Extracted records:
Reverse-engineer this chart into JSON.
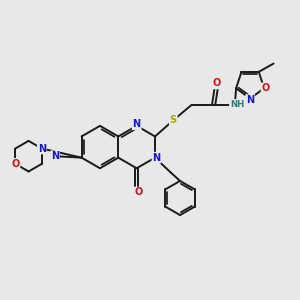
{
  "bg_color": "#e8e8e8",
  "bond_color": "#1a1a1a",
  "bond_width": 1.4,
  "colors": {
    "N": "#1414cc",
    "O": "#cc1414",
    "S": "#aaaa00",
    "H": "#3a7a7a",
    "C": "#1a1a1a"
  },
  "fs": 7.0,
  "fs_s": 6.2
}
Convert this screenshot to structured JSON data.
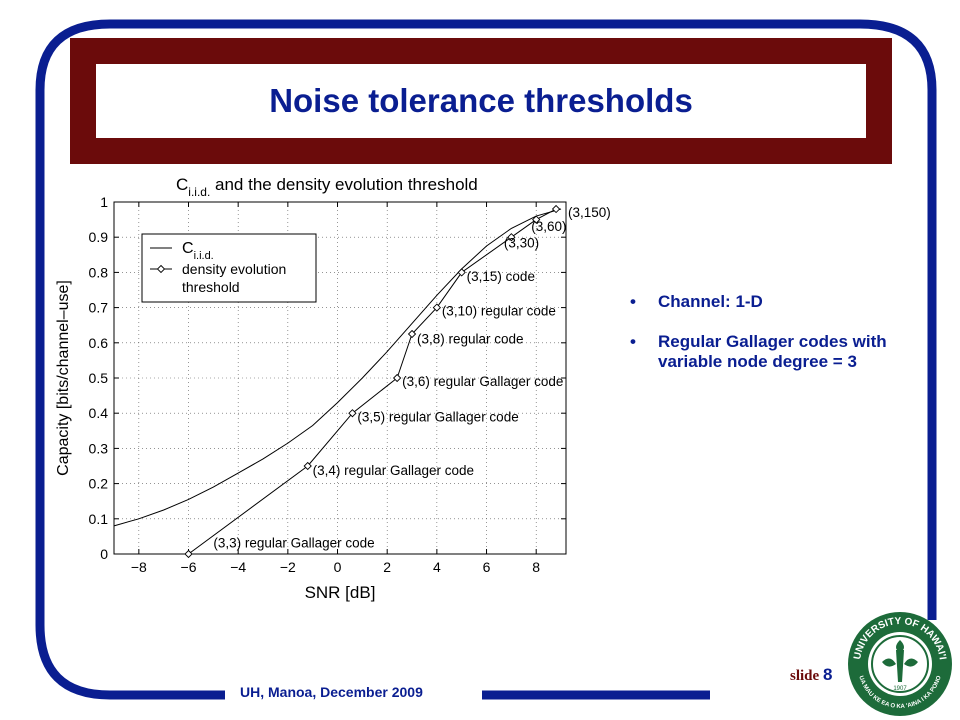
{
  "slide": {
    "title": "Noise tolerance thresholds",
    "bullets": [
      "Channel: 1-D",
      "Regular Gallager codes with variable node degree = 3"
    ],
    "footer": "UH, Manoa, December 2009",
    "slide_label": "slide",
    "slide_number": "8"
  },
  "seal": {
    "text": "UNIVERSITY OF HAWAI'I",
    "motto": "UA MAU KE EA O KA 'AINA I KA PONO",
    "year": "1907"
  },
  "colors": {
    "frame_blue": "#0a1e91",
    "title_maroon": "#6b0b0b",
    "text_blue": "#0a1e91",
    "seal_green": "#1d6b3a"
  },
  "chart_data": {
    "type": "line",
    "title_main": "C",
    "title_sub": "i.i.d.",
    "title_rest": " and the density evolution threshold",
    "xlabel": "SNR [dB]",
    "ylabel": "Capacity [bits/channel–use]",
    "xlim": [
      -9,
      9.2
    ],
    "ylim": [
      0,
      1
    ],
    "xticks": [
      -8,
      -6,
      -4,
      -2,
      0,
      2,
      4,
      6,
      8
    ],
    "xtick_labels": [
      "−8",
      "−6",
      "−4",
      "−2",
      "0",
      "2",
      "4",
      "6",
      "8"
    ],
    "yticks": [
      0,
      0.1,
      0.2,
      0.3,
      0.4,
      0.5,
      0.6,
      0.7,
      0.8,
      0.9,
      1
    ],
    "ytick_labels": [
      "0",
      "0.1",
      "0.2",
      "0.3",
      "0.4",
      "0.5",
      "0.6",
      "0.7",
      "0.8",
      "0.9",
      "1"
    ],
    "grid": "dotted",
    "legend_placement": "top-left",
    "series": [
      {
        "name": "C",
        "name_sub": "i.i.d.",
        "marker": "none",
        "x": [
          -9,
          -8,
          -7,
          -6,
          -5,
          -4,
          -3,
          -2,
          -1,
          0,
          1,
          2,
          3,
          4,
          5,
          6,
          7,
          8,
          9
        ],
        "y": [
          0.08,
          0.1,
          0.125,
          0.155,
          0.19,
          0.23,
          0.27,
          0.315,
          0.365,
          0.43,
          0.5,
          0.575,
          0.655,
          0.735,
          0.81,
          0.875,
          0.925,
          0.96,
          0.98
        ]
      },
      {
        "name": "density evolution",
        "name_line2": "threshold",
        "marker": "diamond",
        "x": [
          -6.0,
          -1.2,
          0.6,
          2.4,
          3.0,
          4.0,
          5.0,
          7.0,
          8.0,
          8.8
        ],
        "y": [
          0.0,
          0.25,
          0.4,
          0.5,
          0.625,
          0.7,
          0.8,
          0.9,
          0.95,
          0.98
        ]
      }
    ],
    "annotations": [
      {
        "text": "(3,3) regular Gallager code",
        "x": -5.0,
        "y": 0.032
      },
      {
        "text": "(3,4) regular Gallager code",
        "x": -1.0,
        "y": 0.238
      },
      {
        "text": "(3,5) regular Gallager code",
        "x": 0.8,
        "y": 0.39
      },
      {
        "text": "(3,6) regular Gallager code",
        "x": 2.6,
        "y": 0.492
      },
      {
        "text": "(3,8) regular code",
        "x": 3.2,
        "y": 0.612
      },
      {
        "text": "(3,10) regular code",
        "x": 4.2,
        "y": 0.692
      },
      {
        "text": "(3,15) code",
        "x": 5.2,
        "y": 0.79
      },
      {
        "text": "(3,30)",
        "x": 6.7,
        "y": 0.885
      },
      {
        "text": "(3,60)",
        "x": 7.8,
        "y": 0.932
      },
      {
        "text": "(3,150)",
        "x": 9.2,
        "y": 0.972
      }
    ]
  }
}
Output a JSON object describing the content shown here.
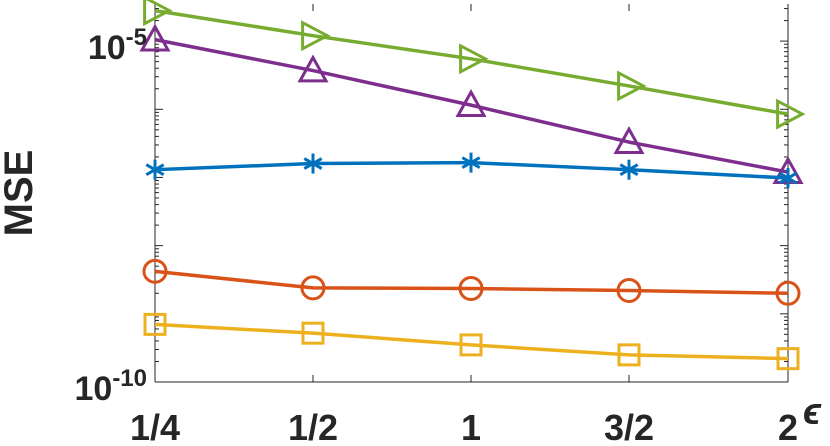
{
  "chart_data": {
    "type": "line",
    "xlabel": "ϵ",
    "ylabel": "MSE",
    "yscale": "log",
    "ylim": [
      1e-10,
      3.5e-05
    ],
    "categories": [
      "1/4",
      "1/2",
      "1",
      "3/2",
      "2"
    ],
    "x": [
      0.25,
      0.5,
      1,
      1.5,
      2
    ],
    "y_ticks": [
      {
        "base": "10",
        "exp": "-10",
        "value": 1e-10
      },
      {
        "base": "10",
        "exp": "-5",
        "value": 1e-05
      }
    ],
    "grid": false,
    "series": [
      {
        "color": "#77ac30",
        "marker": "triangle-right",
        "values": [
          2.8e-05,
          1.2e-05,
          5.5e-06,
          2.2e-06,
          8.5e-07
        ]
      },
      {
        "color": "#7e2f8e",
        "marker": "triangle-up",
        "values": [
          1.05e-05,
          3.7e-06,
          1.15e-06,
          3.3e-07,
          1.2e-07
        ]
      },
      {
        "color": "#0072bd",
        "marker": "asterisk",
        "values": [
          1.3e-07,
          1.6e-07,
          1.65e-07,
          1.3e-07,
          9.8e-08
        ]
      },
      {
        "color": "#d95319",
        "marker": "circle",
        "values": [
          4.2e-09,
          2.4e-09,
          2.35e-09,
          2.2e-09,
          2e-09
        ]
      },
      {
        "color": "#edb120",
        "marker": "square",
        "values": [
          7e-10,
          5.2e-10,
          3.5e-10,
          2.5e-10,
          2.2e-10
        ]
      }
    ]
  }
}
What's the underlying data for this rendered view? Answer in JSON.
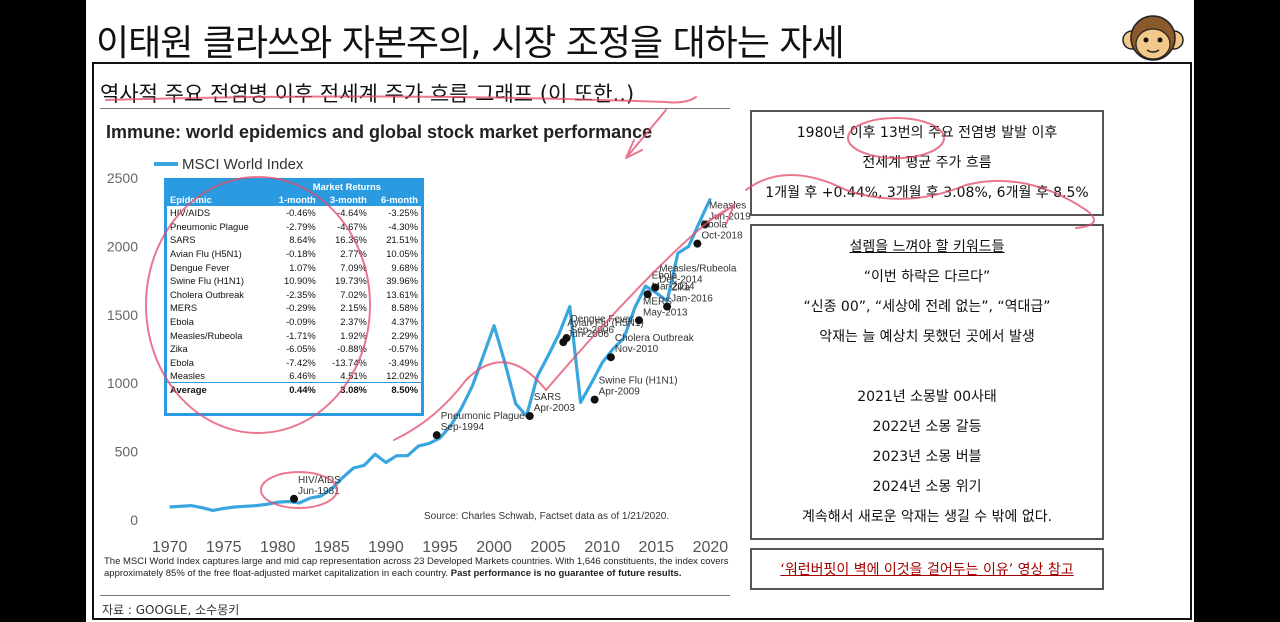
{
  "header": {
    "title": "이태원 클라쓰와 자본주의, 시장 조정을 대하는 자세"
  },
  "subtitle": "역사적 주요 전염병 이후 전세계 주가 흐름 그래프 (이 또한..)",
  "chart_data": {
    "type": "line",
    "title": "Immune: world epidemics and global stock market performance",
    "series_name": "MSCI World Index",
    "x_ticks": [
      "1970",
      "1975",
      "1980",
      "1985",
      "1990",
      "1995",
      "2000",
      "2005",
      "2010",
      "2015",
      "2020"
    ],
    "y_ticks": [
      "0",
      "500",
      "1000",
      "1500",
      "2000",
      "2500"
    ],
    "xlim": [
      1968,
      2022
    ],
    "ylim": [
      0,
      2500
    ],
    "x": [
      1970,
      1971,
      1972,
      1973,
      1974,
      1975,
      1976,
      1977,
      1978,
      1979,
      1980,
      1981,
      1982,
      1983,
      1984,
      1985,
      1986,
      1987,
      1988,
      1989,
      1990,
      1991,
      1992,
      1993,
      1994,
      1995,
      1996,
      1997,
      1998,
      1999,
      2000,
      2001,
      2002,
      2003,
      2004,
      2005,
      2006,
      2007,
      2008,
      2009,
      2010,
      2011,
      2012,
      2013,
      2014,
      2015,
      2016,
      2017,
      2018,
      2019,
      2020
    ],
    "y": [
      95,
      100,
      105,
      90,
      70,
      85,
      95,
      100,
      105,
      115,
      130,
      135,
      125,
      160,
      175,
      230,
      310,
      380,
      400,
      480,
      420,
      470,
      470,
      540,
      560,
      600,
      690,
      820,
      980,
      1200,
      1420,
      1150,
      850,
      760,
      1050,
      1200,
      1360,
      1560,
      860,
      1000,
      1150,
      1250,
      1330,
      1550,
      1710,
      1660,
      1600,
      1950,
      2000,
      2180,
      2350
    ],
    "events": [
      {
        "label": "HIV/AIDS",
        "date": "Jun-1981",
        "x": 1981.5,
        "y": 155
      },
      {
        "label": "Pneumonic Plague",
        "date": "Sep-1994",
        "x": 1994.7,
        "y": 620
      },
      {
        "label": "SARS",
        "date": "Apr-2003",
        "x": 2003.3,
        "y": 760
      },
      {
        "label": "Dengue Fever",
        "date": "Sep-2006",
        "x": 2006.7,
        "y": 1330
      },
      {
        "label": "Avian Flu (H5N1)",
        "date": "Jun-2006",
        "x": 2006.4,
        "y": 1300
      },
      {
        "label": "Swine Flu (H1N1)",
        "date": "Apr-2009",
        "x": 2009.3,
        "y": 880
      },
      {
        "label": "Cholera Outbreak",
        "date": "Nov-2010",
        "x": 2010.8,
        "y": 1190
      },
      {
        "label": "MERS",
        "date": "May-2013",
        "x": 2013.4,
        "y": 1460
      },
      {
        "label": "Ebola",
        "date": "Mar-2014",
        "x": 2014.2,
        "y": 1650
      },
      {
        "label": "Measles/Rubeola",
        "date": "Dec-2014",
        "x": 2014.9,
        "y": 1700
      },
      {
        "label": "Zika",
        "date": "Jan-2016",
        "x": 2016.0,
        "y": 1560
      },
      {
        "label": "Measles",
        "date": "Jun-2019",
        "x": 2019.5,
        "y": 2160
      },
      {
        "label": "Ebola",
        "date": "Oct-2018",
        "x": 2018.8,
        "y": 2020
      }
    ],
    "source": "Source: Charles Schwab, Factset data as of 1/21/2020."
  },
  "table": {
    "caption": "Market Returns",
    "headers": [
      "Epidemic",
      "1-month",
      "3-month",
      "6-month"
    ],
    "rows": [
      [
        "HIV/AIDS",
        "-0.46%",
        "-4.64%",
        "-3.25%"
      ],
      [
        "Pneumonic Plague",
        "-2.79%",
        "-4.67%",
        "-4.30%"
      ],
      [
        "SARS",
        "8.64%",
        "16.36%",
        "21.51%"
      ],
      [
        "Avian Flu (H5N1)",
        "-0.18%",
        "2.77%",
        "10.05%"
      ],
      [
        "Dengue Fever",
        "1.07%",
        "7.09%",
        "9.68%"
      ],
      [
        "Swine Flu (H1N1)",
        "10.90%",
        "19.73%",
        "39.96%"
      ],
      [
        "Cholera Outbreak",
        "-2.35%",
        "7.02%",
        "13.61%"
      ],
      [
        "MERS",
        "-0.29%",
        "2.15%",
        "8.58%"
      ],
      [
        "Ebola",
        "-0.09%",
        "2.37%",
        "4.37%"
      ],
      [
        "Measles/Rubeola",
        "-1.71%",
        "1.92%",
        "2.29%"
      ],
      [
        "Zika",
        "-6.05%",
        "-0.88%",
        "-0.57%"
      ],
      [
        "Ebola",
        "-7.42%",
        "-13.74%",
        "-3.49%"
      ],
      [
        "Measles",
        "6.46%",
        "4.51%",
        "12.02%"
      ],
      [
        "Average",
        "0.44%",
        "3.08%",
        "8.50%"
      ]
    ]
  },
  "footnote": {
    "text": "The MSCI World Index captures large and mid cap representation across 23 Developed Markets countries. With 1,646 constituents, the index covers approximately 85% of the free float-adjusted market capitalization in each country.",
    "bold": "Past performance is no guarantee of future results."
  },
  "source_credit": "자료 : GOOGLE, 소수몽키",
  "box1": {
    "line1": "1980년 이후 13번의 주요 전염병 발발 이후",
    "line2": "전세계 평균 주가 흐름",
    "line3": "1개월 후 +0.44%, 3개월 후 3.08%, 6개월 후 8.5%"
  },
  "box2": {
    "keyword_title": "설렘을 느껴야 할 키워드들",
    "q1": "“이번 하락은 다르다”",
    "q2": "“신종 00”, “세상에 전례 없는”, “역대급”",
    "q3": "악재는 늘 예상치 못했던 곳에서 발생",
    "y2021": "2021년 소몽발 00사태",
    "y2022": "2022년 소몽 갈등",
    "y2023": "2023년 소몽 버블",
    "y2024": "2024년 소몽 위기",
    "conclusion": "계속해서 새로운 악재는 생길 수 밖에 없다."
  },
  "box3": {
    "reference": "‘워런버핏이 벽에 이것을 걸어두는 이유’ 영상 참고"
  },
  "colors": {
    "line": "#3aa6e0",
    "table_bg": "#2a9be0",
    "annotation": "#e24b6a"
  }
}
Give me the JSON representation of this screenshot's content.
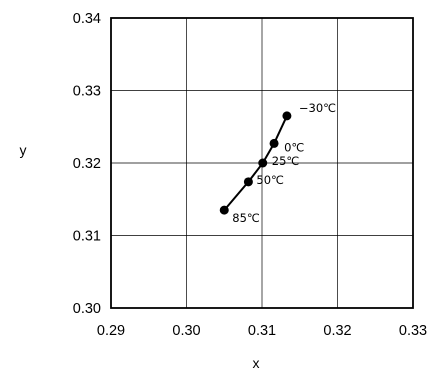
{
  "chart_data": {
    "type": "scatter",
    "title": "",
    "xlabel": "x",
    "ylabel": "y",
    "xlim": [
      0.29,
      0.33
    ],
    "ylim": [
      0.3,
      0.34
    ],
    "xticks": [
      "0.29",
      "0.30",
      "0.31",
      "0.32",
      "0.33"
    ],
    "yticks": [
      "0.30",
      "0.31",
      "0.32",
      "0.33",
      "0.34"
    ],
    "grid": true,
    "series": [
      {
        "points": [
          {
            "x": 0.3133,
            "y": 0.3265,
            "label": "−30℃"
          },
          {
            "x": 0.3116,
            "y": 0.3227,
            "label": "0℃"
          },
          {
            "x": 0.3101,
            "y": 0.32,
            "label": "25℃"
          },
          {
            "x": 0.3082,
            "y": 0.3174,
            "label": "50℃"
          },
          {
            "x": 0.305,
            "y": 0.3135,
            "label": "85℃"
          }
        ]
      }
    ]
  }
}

> **Short exercise**
Your task is to gather all lines from the entries above that hold the word "Outbreak".

> **Reply to the exercise**
        "label": "Cholera Outbreak",
        "Cholera Outbreak",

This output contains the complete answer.